But he’s upset by the fact that his daughter has sold the turquoise ring that his wife, Leah, gave him when he was a bachelor. It’s a detail that’s is in none of the source material that Shakespeare used. It serves no dramatic function in terms of the base story. But it’s this brilliant flash of character that Shakespeare puts in entirely to serve the character, entirely to open a window for the audience into some other aspect of this man’s soul that’s not immediately apparent in the story.
So whenever you’re doing popular art, you know, and film and television are the modern-day, you know, paradigms [laughingly], the only thing you can do is to just try and fill it with as much real, honest, truthful, revelatory detail as you possibly can and hope that there will be some deeper reverberations for those people in your audience who are prepared to receive them.
I mean, some—somebody that I was reading about Merchant of Venice talked about how the central issue, the central image, of the Jew as scapegoat, as the character on whom all the negative characteristics of the Christian community can be imposed and then sent out into the wilderness. It’s the recipient, the receptacle, for all our negative feelings for all our shame and guilt that gets put on Shylock. And Shylock is—is stripped of his money and stripped of his religion and sent out a man, just a—a crust of what he—what he once was; a man who’s totally, totally destroyed.

━━━━━━━━━━

Task instructions |
[1] Copy word for word the part of the passage on Shakespeare's Shylock that opens with the words "I mean, some—somebody" and closes with "totally, totally destroyed.".
[2] Repeat word for word the lines of the listing from its first line through the line that contains "x-tick-label: 03-18 06", including both of those lines.

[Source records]

━━━━━━━━━━

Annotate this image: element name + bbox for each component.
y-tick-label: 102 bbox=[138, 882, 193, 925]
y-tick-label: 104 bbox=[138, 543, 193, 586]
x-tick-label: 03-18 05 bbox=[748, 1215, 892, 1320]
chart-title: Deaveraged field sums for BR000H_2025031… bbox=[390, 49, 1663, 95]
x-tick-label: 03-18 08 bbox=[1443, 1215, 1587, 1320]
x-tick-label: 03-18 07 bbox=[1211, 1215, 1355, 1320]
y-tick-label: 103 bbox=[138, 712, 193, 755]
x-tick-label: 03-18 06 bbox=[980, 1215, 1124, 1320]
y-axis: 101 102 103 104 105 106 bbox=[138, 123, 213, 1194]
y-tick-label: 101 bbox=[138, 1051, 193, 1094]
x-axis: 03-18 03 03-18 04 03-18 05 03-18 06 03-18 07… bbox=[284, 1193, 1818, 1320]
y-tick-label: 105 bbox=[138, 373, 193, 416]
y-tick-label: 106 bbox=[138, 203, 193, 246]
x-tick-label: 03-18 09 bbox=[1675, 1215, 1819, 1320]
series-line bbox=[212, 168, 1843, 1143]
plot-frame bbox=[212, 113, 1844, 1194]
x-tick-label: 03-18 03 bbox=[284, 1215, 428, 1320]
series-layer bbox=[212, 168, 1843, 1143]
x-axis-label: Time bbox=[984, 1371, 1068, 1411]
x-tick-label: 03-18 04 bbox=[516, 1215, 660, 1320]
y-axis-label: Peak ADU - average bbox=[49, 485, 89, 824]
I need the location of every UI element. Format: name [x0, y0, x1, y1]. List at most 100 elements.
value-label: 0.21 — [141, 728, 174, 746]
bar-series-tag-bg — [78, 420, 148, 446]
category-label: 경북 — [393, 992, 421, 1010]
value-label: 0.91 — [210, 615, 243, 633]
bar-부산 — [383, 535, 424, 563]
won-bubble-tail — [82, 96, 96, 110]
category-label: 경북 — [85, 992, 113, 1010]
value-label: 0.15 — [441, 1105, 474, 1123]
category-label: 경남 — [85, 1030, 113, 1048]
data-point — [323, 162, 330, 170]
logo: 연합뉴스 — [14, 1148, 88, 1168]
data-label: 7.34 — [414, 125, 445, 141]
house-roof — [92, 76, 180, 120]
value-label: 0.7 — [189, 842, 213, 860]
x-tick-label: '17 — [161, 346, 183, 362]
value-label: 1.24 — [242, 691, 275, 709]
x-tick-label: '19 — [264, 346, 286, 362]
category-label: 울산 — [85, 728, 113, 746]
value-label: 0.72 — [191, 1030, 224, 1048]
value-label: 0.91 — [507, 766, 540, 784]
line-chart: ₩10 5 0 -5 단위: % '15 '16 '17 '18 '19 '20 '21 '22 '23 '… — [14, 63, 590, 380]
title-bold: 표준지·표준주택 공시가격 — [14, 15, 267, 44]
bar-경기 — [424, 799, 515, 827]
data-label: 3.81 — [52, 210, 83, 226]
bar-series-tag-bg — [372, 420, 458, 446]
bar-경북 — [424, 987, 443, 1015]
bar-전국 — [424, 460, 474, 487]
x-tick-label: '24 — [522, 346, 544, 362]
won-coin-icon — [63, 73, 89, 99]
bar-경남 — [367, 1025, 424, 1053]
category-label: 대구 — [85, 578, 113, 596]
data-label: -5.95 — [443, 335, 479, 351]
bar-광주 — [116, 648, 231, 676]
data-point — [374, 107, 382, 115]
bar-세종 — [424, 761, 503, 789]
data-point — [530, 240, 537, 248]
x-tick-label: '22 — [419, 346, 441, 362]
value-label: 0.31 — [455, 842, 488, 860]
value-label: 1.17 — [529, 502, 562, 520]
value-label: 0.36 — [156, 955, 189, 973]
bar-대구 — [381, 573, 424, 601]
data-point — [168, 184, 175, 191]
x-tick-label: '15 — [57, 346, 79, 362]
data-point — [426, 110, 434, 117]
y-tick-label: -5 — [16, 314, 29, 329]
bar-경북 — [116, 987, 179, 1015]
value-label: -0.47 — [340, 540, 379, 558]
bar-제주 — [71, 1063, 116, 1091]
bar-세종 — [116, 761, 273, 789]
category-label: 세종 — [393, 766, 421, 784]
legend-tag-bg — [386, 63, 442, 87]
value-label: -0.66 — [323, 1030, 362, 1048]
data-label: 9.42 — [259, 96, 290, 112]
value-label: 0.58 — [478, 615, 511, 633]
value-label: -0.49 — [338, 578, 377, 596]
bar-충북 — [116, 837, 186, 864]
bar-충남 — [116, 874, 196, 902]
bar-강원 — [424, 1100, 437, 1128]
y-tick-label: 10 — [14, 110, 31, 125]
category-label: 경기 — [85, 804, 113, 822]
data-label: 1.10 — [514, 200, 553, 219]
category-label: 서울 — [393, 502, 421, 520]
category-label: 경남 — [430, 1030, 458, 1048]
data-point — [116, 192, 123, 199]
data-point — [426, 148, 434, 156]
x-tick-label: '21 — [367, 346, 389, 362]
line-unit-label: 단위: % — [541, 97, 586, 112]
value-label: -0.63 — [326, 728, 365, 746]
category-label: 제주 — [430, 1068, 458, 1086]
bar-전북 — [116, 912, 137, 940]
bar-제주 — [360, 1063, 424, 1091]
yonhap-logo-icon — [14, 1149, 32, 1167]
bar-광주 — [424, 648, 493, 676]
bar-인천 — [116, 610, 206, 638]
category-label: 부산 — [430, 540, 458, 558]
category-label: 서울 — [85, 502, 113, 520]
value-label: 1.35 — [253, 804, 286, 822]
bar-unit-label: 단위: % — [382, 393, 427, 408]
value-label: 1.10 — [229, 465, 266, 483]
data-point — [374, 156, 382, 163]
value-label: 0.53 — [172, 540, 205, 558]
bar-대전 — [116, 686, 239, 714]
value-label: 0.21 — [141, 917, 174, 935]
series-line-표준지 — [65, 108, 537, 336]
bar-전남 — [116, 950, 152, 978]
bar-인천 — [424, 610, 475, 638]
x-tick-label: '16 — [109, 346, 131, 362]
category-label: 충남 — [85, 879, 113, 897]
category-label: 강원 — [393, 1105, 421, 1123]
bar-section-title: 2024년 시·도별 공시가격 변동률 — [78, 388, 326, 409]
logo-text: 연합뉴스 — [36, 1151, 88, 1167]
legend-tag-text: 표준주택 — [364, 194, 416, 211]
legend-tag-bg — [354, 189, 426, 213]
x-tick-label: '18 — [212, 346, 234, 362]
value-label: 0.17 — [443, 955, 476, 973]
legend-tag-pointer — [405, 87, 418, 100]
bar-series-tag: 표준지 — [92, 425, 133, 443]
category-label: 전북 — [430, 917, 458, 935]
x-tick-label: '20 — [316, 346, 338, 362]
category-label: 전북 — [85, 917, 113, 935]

━━━━━━━━━━

Outputs by task |
[1]
I mean, some—somebody that I was reading about Merchant of Venice talked about how the central issue, the central image, of the Jew as scapegoat, as the character on whom all the negative characteristics of the Christian community can be imposed and then sent out into the wilderness. It’s the recipient, the receptacle, for all our negative feelings for all our shame and guilt that gets put on Shylock. And Shylock is—is stripped of his money and stripped of his religion and sent out a man, just a—a crust of what he—what he once was; a man who’s totally, totally destroyed.

[2]
Annotate this image: element name + bbox for each component.
y-tick-label: 102 bbox=[138, 882, 193, 925]
y-tick-label: 104 bbox=[138, 543, 193, 586]
x-tick-label: 03-18 05 bbox=[748, 1215, 892, 1320]
chart-title: Deaveraged field sums for BR000H_2025031… bbox=[390, 49, 1663, 95]
x-tick-label: 03-18 08 bbox=[1443, 1215, 1587, 1320]
x-tick-label: 03-18 07 bbox=[1211, 1215, 1355, 1320]
y-tick-label: 103 bbox=[138, 712, 193, 755]
x-tick-label: 03-18 06 bbox=[980, 1215, 1124, 1320]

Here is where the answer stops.